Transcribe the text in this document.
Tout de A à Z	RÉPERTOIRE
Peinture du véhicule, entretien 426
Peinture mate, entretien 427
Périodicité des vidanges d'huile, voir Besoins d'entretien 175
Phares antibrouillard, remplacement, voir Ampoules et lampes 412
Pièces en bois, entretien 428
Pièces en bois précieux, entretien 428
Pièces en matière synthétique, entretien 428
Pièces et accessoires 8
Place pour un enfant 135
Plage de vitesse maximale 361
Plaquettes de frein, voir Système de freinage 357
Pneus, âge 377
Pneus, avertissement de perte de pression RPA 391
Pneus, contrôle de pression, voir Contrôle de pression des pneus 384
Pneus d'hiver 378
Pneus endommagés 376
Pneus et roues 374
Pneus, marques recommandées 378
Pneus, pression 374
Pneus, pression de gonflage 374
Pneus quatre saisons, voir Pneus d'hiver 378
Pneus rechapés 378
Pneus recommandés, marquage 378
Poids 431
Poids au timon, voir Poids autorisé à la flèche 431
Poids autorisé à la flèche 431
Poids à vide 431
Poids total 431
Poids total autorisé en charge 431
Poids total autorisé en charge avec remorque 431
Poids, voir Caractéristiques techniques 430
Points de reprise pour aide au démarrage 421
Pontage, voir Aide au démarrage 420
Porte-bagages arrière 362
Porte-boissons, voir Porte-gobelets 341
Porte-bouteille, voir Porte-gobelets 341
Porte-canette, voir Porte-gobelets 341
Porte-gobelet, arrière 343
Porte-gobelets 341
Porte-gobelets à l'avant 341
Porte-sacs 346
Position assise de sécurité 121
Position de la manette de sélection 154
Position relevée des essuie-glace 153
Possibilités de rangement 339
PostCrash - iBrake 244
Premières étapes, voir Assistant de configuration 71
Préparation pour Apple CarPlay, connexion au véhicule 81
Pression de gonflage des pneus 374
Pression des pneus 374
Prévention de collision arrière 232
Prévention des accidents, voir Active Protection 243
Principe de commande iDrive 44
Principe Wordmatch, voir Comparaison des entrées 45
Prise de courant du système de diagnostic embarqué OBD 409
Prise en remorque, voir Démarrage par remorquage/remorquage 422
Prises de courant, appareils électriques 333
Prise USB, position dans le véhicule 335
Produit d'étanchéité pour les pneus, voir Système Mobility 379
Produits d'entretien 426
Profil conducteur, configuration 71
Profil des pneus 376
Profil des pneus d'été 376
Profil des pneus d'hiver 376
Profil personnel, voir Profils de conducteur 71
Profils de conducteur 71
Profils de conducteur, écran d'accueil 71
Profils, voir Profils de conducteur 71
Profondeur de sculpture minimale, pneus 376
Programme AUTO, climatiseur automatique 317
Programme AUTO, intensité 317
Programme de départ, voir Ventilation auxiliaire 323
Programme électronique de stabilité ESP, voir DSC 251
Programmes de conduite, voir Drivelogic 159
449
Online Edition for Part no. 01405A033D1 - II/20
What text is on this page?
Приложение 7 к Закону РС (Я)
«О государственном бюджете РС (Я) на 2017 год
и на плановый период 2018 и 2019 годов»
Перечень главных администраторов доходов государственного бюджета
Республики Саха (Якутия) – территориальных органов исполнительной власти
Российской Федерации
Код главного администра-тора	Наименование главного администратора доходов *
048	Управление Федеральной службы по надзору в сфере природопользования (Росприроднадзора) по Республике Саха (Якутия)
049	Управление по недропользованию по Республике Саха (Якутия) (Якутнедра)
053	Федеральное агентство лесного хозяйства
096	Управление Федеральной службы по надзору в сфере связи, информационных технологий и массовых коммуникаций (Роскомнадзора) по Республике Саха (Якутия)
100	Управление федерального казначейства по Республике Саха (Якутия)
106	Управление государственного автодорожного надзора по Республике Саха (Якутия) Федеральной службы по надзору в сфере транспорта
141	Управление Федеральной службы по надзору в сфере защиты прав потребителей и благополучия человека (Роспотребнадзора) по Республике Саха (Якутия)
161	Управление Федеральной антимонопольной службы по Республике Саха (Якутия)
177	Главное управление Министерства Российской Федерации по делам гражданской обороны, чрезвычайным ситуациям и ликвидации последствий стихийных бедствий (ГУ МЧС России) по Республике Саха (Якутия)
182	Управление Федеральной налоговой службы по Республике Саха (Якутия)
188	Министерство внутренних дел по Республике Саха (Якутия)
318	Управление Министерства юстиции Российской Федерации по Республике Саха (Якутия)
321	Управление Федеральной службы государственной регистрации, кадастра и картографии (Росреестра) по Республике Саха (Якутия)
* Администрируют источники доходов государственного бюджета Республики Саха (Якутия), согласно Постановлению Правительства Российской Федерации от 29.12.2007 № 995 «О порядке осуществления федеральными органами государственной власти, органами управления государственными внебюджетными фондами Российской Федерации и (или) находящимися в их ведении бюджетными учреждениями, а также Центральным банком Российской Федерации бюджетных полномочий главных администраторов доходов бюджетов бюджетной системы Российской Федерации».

________________

_What you need to do_
Go through the entries and repeat each one exactly.

_Output for this task_
Transcribe the text in this document.
Tout de A à Z	RÉPERTOIRE
Peinture du véhicule, entretien 426
Peinture mate, entretien 427
Périodicité des vidanges d'huile, voir Besoins d'entretien 175
Phares antibrouillard, remplacement, voir Ampoules et lampes 412
Pièces en bois, entretien 428
Pièces en bois précieux, entretien 428
Pièces en matière synthétique, entretien 428
Pièces et accessoires 8
Place pour un enfant 135
Plage de vitesse maximale 361
Plaquettes de frein, voir Système de freinage 357
Pneus, âge 377
Pneus, avertissement de perte de pression RPA 391
Pneus, contrôle de pression, voir Contrôle de pression des pneus 384
Pneus d'hiver 378
Pneus endommagés 376
Pneus et roues 374
Pneus, marques recommandées 378
Pneus, pression 374
Pneus, pression de gonflage 374
Pneus quatre saisons, voir Pneus d'hiver 378
Pneus rechapés 378
Pneus recommandés, marquage 378
Poids 431
Poids au timon, voir Poids autorisé à la flèche 431
Poids autorisé à la flèche 431
Poids à vide 431
Poids total 431
Poids total autorisé en charge 431
Poids total autorisé en charge avec remorque 431
Poids, voir Caractéristiques techniques 430
Points de reprise pour aide au démarrage 421
Pontage, voir Aide au démarrage 420
Porte-bagages arrière 362
Porte-boissons, voir Porte-gobelets 341
Porte-bouteille, voir Porte-gobelets 341
Porte-canette, voir Porte-gobelets 341
Porte-gobelet, arrière 343
Porte-gobelets 341
Porte-gobelets à l'avant 341
Porte-sacs 346
Position assise de sécurité 121
Position de la manette de sélection 154
Position relevée des essuie-glace 153
Possibilités de rangement 339
PostCrash - iBrake 244
Premières étapes, voir Assistant de configuration 71
Préparation pour Apple CarPlay, connexion au véhicule 81
Pression de gonflage des pneus 374
Pression des pneus 374
Prévention de collision arrière 232
Prévention des accidents, voir Active Protection 243
Principe de commande iDrive 44
Principe Wordmatch, voir Comparaison des entrées 45
Prise de courant du système de diagnostic embarqué OBD 409
Prise en remorque, voir Démarrage par remorquage/remorquage 422
Prises de courant, appareils électriques 333
Prise USB, position dans le véhicule 335
Produit d'étanchéité pour les pneus, voir Système Mobility 379
Produits d'entretien 426
Profil conducteur, configuration 71
Profil des pneus 376
Profil des pneus d'été 376
Profil des pneus d'hiver 376
Profil personnel, voir Profils de conducteur 71
Profils de conducteur 71
Profils de conducteur, écran d'accueil 71
Profils, voir Profils de conducteur 71
Profondeur de sculpture minimale, pneus 376
Programme AUTO, climatiseur automatique 317
Programme AUTO, intensité 317
Programme de départ, voir Ventilation auxiliaire 323
Programme électronique de stabilité ESP, voir DSC 251
Programmes de conduite, voir Drivelogic 159
449
Online Edition for Part no. 01405A033D1 - II/20
What text is on this page?
Приложение 7 к Закону РС (Я)
«О государственном бюджете РС (Я) на 2017 год
и на плановый период 2018 и 2019 годов»
Перечень главных администраторов доходов государственного бюджета
Республики Саха (Якутия) – территориальных органов исполнительной власти
Российской Федерации
Код главного администра-тора	Наименование главного администратора доходов *
048	Управление Федеральной службы по надзору в сфере природопользования (Росприроднадзора) по Республике Саха (Якутия)
049	Управление по недропользованию по Республике Саха (Якутия) (Якутнедра)
053	Федеральное агентство лесного хозяйства
096	Управление Федеральной службы по надзору в сфере связи, информационных технологий и массовых коммуникаций (Роскомнадзора) по Республике Саха (Якутия)
100	Управление федерального казначейства по Республике Саха (Якутия)
106	Управление государственного автодорожного надзора по Республике Саха (Якутия) Федеральной службы по надзору в сфере транспорта
141	Управление Федеральной службы по надзору в сфере защиты прав потребителей и благополучия человека (Роспотребнадзора) по Республике Саха (Якутия)
161	Управление Федеральной антимонопольной службы по Республике Саха (Якутия)
177	Главное управление Министерства Российской Федерации по делам гражданской обороны, чрезвычайным ситуациям и ликвидации последствий стихийных бедствий (ГУ МЧС России) по Республике Саха (Якутия)
182	Управление Федеральной налоговой службы по Республике Саха (Якутия)
188	Министерство внутренних дел по Республике Саха (Якутия)
318	Управление Министерства юстиции Российской Федерации по Республике Саха (Якутия)
321	Управление Федеральной службы государственной регистрации, кадастра и картографии (Росреестра) по Республике Саха (Якутия)
* Администрируют источники доходов государственного бюджета Республики Саха (Якутия), согласно Постановлению Правительства Российской Федерации от 29.12.2007 № 995 «О порядке осуществления федеральными органами государственной власти, органами управления государственными внебюджетными фондами Российской Федерации и (или) находящимися в их ведении бюджетными учреждениями, а также Центральным банком Российской Федерации бюджетных полномочий главных администраторов доходов бюджетов бюджетной системы Российской Федерации».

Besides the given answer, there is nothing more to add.